[Figure dataset records]

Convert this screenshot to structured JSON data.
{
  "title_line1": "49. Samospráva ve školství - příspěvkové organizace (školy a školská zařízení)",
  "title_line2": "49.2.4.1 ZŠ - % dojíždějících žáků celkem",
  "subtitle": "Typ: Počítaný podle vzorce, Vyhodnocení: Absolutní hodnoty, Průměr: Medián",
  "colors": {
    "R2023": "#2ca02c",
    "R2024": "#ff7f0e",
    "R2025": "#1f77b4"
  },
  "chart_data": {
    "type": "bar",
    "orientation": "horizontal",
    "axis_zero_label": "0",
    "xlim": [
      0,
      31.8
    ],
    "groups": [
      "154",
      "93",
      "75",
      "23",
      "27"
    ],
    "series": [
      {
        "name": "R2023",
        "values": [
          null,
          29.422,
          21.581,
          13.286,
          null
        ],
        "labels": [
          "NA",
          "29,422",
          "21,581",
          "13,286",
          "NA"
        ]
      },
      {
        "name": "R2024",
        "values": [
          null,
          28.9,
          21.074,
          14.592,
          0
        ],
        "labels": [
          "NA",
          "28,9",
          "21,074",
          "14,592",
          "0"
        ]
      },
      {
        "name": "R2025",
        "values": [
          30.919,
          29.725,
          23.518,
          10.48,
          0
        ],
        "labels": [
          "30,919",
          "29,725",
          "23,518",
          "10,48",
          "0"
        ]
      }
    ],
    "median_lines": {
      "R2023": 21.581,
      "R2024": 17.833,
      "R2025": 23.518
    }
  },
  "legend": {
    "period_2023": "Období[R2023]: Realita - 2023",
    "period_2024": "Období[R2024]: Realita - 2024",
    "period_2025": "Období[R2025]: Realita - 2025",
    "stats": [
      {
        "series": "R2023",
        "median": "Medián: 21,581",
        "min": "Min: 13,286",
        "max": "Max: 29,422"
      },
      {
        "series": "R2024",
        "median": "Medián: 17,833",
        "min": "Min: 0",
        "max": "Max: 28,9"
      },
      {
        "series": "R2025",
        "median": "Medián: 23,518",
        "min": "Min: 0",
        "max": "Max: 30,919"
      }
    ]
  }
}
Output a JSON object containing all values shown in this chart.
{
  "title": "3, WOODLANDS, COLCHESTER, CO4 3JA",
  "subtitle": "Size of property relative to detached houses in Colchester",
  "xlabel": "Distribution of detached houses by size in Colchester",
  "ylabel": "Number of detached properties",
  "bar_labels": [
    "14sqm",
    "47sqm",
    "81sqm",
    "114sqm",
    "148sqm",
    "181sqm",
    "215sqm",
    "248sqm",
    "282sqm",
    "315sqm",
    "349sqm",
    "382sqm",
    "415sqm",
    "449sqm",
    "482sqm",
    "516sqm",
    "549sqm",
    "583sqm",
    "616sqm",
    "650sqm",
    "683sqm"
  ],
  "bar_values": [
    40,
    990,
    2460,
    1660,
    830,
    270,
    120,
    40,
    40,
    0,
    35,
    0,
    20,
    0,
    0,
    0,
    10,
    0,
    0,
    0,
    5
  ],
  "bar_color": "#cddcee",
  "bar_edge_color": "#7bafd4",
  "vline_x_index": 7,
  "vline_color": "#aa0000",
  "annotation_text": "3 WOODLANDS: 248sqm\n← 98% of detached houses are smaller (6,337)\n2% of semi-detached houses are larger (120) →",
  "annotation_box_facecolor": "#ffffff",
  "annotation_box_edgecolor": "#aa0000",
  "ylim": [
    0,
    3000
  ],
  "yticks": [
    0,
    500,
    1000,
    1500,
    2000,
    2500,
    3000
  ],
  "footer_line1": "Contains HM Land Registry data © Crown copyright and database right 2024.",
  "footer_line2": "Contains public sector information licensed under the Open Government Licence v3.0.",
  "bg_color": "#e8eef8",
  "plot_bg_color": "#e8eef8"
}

▸ PROMPT
Write out the entries above word for word.

▸ EXPECTED ANSWER
Convert this screenshot to structured JSON data.
{
  "title_line1": "49. Samospráva ve školství - příspěvkové organizace (školy a školská zařízení)",
  "title_line2": "49.2.4.1 ZŠ - % dojíždějících žáků celkem",
  "subtitle": "Typ: Počítaný podle vzorce, Vyhodnocení: Absolutní hodnoty, Průměr: Medián",
  "colors": {
    "R2023": "#2ca02c",
    "R2024": "#ff7f0e",
    "R2025": "#1f77b4"
  },
  "chart_data": {
    "type": "bar",
    "orientation": "horizontal",
    "axis_zero_label": "0",
    "xlim": [
      0,
      31.8
    ],
    "groups": [
      "154",
      "93",
      "75",
      "23",
      "27"
    ],
    "series": [
      {
        "name": "R2023",
        "values": [
          null,
          29.422,
          21.581,
          13.286,
          null
        ],
        "labels": [
          "NA",
          "29,422",
          "21,581",
          "13,286",
          "NA"
        ]
      },
      {
        "name": "R2024",
        "values": [
          null,
          28.9,
          21.074,
          14.592,
          0
        ],
        "labels": [
          "NA",
          "28,9",
          "21,074",
          "14,592",
          "0"
        ]
      },
      {
        "name": "R2025",
        "values": [
          30.919,
          29.725,
          23.518,
          10.48,
          0
        ],
        "labels": [
          "30,919",
          "29,725",
          "23,518",
          "10,48",
          "0"
        ]
      }
    ],
    "median_lines": {
      "R2023": 21.581,
      "R2024": 17.833,
      "R2025": 23.518
    }
  },
  "legend": {
    "period_2023": "Období[R2023]: Realita - 2023",
    "period_2024": "Období[R2024]: Realita - 2024",
    "period_2025": "Období[R2025]: Realita - 2025",
    "stats": [
      {
        "series": "R2023",
        "median": "Medián: 21,581",
        "min": "Min: 13,286",
        "max": "Max: 29,422"
      },
      {
        "series": "R2024",
        "median": "Medián: 17,833",
        "min": "Min: 0",
        "max": "Max: 28,9"
      },
      {
        "series": "R2025",
        "median": "Medián: 23,518",
        "min": "Min: 0",
        "max": "Max: 30,919"
      }
    ]
  }
}
Output a JSON object containing all values shown in this chart.
{
  "title": "3, WOODLANDS, COLCHESTER, CO4 3JA",
  "subtitle": "Size of property relative to detached houses in Colchester",
  "xlabel": "Distribution of detached houses by size in Colchester",
  "ylabel": "Number of detached properties",
  "bar_labels": [
    "14sqm",
    "47sqm",
    "81sqm",
    "114sqm",
    "148sqm",
    "181sqm",
    "215sqm",
    "248sqm",
    "282sqm",
    "315sqm",
    "349sqm",
    "382sqm",
    "415sqm",
    "449sqm",
    "482sqm",
    "516sqm",
    "549sqm",
    "583sqm",
    "616sqm",
    "650sqm",
    "683sqm"
  ],
  "bar_values": [
    40,
    990,
    2460,
    1660,
    830,
    270,
    120,
    40,
    40,
    0,
    35,
    0,
    20,
    0,
    0,
    0,
    10,
    0,
    0,
    0,
    5
  ],
  "bar_color": "#cddcee",
  "bar_edge_color": "#7bafd4",
  "vline_x_index": 7,
  "vline_color": "#aa0000",
  "annotation_text": "3 WOODLANDS: 248sqm\n← 98% of detached houses are smaller (6,337)\n2% of semi-detached houses are larger (120) →",
  "annotation_box_facecolor": "#ffffff",
  "annotation_box_edgecolor": "#aa0000",
  "ylim": [
    0,
    3000
  ],
  "yticks": [
    0,
    500,
    1000,
    1500,
    2000,
    2500,
    3000
  ],
  "footer_line1": "Contains HM Land Registry data © Crown copyright and database right 2024.",
  "footer_line2": "Contains public sector information licensed under the Open Government Licence v3.0.",
  "bg_color": "#e8eef8",
  "plot_bg_color": "#e8eef8"
}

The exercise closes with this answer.